Repeat the material in full. Keep every line exactly as it is.

— Start MATERIAL PROVIDED —

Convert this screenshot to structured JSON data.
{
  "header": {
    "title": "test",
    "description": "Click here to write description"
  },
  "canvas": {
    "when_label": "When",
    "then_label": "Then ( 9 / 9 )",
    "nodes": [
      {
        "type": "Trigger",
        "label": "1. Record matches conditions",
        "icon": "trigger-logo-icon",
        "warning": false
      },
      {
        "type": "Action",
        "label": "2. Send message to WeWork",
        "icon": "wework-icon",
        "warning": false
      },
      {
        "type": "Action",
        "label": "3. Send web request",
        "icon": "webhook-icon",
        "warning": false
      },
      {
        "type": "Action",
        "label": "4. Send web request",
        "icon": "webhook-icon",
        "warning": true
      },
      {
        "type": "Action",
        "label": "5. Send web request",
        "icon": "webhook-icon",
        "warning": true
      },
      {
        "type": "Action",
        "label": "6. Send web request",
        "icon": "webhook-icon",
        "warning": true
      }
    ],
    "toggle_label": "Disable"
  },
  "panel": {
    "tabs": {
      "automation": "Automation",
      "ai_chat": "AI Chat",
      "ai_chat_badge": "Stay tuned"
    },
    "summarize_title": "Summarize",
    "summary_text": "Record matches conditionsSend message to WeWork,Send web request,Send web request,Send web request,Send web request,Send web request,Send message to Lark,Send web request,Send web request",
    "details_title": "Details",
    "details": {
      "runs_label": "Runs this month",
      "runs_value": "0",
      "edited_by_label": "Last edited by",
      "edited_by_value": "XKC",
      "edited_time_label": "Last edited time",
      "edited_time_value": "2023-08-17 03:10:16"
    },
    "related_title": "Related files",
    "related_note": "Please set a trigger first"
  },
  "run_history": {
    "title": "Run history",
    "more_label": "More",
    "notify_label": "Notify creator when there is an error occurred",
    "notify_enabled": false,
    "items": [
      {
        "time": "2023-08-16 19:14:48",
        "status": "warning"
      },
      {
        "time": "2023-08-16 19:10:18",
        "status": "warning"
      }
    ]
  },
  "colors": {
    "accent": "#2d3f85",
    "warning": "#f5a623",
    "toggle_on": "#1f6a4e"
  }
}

— End MATERIAL PROVIDED —

EXPECTED ANSWER
Convert this screenshot to structured JSON data.
{
  "header": {
    "title": "test",
    "description": "Click here to write description"
  },
  "canvas": {
    "when_label": "When",
    "then_label": "Then ( 9 / 9 )",
    "nodes": [
      {
        "type": "Trigger",
        "label": "1. Record matches conditions",
        "icon": "trigger-logo-icon",
        "warning": false
      },
      {
        "type": "Action",
        "label": "2. Send message to WeWork",
        "icon": "wework-icon",
        "warning": false
      },
      {
        "type": "Action",
        "label": "3. Send web request",
        "icon": "webhook-icon",
        "warning": false
      },
      {
        "type": "Action",
        "label": "4. Send web request",
        "icon": "webhook-icon",
        "warning": true
      },
      {
        "type": "Action",
        "label": "5. Send web request",
        "icon": "webhook-icon",
        "warning": true
      },
      {
        "type": "Action",
        "label": "6. Send web request",
        "icon": "webhook-icon",
        "warning": true
      }
    ],
    "toggle_label": "Disable"
  },
  "panel": {
    "tabs": {
      "automation": "Automation",
      "ai_chat": "AI Chat",
      "ai_chat_badge": "Stay tuned"
    },
    "summarize_title": "Summarize",
    "summary_text": "Record matches conditionsSend message to WeWork,Send web request,Send web request,Send web request,Send web request,Send web request,Send message to Lark,Send web request,Send web request",
    "details_title": "Details",
    "details": {
      "runs_label": "Runs this month",
      "runs_value": "0",
      "edited_by_label": "Last edited by",
      "edited_by_value": "XKC",
      "edited_time_label": "Last edited time",
      "edited_time_value": "2023-08-17 03:10:16"
    },
    "related_title": "Related files",
    "related_note": "Please set a trigger first"
  },
  "run_history": {
    "title": "Run history",
    "more_label": "More",
    "notify_label": "Notify creator when there is an error occurred",
    "notify_enabled": false,
    "items": [
      {
        "time": "2023-08-16 19:14:48",
        "status": "warning"
      },
      {
        "time": "2023-08-16 19:10:18",
        "status": "warning"
      }
    ]
  },
  "colors": {
    "accent": "#2d3f85",
    "warning": "#f5a623",
    "toggle_on": "#1f6a4e"
  }
}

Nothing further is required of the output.